◆ **Data shown**:
-----

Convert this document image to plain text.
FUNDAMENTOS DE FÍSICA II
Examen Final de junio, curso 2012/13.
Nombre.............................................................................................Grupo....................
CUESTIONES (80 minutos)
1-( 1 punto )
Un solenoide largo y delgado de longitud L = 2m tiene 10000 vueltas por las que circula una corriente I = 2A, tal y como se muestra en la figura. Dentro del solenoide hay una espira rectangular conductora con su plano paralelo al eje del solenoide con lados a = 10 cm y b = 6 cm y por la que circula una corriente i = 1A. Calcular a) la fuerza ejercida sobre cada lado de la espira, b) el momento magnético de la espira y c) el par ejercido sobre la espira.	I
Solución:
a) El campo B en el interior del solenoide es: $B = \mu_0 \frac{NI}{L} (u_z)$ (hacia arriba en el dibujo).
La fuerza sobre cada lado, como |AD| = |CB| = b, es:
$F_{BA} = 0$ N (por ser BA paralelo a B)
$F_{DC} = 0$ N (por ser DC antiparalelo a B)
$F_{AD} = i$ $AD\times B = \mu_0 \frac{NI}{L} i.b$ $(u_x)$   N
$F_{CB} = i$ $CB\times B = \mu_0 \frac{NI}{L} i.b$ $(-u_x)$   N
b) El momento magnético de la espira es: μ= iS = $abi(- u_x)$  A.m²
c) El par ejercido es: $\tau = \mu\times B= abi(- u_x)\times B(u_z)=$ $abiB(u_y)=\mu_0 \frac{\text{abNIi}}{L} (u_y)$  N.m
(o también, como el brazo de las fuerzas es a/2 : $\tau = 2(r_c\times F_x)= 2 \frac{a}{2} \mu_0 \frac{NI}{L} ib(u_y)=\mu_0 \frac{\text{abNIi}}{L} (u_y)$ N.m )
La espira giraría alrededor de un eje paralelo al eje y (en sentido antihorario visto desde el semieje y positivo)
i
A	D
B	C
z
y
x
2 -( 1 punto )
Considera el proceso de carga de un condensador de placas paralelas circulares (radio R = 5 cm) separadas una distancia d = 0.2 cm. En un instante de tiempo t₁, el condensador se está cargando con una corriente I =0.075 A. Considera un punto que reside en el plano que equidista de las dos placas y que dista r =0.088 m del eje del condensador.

-----

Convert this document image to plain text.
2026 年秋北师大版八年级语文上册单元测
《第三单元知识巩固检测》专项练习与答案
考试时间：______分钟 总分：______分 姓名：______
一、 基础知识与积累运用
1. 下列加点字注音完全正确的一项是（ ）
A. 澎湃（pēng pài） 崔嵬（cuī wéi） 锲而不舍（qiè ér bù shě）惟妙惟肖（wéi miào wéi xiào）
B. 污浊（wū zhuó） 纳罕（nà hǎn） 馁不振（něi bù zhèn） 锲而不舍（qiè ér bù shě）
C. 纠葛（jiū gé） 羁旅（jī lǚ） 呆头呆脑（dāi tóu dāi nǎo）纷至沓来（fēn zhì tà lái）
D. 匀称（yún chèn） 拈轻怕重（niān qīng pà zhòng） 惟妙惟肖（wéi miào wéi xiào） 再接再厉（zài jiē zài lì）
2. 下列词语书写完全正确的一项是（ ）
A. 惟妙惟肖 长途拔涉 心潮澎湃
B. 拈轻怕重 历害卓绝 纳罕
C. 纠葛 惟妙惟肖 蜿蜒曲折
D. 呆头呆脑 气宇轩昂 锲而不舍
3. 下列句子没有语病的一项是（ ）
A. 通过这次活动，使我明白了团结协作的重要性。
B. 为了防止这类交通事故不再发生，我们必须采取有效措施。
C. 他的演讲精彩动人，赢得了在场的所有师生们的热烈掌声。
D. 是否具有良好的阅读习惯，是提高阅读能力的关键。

-----

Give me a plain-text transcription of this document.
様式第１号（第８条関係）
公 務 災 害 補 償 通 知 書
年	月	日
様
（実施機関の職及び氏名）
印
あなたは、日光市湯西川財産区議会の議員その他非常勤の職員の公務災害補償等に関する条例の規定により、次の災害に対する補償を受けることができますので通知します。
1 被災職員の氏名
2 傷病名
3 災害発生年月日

-----

◆ **Instructions for the task**: Determine the count of lines in the data above with the string "惟妙惟肖" in them, and give that count alone.

◆ **Task result**: 4